Figure contents as structured data.
▬▬▬

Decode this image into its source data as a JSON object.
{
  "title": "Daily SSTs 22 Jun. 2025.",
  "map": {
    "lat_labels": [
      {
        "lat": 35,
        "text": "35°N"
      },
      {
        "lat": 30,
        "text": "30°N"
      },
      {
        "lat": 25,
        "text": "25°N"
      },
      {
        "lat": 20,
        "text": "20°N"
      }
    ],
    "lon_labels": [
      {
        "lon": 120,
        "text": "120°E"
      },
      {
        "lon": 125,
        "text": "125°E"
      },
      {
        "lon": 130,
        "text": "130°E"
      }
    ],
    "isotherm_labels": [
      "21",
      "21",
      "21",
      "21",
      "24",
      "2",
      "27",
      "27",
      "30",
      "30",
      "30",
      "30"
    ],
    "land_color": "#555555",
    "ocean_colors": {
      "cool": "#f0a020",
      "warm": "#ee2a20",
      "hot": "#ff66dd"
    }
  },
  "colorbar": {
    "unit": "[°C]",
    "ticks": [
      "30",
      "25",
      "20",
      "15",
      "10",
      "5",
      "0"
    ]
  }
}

▬▬▬

Stated goal.
Extract every line above containing the word "text".

The answer.
        "text": "35°N"
        "text": "30°N"
        "text": "25°N"
        "text": "20°N"
        "text": "120°E"
        "text": "125°E"
        "text": "130°E"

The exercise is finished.